Problem to solve — Extract and list every line that contains the word "JSON".

------------------------

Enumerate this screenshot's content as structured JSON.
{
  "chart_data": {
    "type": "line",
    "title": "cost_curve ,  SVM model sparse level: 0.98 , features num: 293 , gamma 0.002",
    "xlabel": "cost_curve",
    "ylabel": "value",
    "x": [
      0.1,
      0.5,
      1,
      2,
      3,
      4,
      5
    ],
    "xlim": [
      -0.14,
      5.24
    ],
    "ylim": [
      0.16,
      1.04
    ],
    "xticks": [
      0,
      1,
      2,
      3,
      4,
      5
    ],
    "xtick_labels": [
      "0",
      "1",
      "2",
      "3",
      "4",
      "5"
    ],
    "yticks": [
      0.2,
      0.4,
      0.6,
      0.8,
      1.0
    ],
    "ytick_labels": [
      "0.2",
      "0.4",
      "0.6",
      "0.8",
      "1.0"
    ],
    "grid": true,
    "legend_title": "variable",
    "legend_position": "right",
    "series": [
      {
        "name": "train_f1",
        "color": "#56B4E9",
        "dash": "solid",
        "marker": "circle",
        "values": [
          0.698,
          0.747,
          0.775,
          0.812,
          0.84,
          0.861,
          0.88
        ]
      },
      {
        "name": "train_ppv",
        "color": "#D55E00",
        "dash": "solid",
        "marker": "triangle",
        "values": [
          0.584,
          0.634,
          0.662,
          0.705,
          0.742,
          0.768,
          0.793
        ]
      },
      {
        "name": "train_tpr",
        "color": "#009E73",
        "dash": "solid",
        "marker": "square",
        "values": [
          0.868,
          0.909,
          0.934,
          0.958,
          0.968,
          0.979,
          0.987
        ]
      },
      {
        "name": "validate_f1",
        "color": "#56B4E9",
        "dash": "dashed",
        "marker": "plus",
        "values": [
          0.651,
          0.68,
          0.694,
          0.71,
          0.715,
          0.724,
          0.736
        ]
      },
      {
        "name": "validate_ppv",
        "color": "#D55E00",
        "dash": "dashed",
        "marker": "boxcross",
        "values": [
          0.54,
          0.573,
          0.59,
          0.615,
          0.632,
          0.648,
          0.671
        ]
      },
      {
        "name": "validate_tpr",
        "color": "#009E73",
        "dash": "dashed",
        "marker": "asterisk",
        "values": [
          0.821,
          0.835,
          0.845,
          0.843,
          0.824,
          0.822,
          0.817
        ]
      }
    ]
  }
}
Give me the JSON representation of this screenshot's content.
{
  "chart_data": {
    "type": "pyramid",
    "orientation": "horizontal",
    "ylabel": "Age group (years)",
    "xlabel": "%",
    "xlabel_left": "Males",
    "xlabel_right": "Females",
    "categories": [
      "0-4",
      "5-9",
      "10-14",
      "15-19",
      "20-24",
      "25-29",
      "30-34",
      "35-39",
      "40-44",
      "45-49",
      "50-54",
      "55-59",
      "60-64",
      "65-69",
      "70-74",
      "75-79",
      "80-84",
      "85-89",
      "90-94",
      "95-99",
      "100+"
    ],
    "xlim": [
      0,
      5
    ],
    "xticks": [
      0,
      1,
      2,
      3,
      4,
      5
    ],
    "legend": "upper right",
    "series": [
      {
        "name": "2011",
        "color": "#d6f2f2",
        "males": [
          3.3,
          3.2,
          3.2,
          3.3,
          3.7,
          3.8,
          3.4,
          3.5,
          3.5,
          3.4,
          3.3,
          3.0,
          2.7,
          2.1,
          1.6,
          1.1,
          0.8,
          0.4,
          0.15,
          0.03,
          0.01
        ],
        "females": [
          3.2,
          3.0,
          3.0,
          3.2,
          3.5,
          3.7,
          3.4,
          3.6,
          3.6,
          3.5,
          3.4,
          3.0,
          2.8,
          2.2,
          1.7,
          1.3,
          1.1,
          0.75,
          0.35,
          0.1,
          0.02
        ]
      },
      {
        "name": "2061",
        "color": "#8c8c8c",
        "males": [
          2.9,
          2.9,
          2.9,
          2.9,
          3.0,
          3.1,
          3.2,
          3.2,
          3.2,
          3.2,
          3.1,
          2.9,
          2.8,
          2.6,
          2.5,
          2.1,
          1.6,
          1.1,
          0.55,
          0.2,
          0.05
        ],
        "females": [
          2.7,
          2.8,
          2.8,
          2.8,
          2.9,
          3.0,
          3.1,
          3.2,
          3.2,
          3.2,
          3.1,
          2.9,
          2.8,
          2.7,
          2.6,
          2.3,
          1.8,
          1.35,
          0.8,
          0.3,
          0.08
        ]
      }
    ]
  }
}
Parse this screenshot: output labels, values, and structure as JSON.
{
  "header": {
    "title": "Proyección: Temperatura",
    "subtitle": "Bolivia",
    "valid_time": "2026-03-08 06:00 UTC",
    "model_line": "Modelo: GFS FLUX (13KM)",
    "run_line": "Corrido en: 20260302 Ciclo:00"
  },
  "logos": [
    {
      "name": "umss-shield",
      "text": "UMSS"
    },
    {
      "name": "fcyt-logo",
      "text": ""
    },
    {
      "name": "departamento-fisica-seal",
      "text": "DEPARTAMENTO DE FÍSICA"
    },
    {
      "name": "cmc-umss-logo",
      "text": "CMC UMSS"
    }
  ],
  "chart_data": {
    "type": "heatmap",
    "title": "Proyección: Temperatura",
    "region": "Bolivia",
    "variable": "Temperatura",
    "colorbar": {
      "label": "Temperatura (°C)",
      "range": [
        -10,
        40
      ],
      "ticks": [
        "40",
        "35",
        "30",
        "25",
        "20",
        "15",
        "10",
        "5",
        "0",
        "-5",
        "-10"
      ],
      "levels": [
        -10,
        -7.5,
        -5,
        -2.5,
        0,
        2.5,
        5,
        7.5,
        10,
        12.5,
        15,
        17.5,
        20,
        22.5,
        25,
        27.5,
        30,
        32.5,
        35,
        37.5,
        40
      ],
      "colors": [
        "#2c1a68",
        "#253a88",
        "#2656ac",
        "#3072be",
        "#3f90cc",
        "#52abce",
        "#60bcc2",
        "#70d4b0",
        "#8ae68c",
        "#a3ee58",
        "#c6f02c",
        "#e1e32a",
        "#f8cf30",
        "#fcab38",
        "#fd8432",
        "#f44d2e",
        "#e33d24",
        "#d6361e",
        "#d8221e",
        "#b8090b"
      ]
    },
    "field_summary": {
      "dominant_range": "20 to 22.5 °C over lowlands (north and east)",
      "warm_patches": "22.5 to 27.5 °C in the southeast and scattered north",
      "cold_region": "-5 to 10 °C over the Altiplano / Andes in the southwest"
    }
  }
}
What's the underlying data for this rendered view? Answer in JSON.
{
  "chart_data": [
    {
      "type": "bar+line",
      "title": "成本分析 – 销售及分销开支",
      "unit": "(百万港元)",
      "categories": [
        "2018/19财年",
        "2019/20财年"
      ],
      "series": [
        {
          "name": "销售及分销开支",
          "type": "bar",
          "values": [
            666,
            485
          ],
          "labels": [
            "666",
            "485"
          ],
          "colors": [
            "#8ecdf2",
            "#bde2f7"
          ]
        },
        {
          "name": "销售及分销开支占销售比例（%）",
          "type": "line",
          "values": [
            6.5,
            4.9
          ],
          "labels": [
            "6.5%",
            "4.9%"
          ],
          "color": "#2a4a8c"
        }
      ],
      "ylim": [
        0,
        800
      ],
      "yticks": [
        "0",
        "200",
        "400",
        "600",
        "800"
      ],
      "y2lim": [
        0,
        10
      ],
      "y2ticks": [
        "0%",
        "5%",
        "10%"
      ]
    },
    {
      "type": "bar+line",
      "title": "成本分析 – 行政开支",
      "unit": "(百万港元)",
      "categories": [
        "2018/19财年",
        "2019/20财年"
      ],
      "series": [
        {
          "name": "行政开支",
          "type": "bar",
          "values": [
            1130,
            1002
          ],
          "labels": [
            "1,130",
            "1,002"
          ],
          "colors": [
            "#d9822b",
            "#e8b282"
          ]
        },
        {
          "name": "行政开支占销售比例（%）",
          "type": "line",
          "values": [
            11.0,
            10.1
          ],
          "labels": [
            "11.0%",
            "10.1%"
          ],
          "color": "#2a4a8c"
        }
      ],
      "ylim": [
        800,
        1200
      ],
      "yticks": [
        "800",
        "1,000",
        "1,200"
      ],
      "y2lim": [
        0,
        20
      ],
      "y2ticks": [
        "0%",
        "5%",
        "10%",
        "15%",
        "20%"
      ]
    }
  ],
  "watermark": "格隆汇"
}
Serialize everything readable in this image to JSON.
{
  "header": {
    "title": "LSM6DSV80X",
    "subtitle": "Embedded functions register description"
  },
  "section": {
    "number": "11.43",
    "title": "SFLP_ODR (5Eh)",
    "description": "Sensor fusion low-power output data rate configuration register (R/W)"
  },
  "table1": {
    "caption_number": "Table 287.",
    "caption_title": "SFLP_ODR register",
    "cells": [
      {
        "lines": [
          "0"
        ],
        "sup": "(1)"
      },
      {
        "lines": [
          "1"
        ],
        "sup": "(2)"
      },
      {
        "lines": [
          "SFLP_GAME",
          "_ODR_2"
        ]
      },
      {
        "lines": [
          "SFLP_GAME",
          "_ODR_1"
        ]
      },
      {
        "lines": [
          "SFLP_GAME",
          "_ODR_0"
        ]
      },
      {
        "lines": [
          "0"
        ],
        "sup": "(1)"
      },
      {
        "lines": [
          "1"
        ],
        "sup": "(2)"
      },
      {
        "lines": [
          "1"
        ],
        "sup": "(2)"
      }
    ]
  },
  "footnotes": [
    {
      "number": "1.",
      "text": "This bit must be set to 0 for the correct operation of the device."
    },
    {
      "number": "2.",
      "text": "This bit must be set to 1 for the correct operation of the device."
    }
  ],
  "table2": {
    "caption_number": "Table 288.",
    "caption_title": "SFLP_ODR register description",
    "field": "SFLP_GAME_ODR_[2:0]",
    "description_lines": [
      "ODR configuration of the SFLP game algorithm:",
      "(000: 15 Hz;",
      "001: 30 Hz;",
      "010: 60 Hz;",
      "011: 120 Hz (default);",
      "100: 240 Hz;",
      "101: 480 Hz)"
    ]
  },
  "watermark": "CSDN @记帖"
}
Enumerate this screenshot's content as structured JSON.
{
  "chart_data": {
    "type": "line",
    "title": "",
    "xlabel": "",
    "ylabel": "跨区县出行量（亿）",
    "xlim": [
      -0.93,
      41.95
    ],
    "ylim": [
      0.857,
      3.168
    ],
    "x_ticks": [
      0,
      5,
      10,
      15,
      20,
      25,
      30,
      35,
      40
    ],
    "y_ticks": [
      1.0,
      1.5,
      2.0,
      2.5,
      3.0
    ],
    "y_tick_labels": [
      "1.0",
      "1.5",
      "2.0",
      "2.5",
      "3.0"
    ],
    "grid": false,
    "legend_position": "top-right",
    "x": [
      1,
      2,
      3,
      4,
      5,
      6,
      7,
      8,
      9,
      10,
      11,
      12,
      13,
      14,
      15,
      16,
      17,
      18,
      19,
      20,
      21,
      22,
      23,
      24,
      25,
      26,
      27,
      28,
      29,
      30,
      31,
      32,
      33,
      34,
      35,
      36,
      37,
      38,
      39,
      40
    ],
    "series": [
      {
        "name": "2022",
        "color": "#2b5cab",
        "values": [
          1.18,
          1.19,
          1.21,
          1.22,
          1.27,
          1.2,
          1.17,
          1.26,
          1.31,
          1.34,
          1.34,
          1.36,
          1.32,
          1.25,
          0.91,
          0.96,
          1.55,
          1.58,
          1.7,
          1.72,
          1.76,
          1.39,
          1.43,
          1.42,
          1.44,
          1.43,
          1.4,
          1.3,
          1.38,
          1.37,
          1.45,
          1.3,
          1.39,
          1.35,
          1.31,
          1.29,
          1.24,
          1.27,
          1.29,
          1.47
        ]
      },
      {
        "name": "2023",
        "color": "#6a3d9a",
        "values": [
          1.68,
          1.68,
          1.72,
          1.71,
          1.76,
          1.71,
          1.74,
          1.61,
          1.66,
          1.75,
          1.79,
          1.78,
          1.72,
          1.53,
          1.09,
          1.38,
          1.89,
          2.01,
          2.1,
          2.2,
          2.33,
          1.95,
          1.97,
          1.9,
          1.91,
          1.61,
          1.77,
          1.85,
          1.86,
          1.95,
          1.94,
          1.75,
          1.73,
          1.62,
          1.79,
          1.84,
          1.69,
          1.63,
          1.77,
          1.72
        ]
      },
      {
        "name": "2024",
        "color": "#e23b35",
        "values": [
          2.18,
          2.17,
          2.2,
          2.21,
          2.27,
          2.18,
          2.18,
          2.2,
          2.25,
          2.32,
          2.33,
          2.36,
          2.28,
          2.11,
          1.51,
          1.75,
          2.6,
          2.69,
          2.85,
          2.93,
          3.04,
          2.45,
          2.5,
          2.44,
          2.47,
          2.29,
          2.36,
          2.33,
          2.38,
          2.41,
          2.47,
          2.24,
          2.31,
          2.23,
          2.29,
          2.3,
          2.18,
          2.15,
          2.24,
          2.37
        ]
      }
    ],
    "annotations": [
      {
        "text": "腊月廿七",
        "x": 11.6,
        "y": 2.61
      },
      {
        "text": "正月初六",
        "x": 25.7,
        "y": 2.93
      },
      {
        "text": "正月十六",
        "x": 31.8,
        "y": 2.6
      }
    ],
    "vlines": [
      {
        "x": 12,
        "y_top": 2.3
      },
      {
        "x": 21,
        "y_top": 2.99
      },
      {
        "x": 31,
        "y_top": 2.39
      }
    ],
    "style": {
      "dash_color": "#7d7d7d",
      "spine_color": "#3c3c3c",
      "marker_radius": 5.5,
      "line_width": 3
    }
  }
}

------------------------

Finished answer —
Enumerate this screenshot's content as structured JSON.
Give me the JSON representation of this screenshot's content.
Parse this screenshot: output labels, values, and structure as JSON.
What's the underlying data for this rendered view? Answer in JSON.
Serialize everything readable in this image to JSON.
Enumerate this screenshot's content as structured JSON.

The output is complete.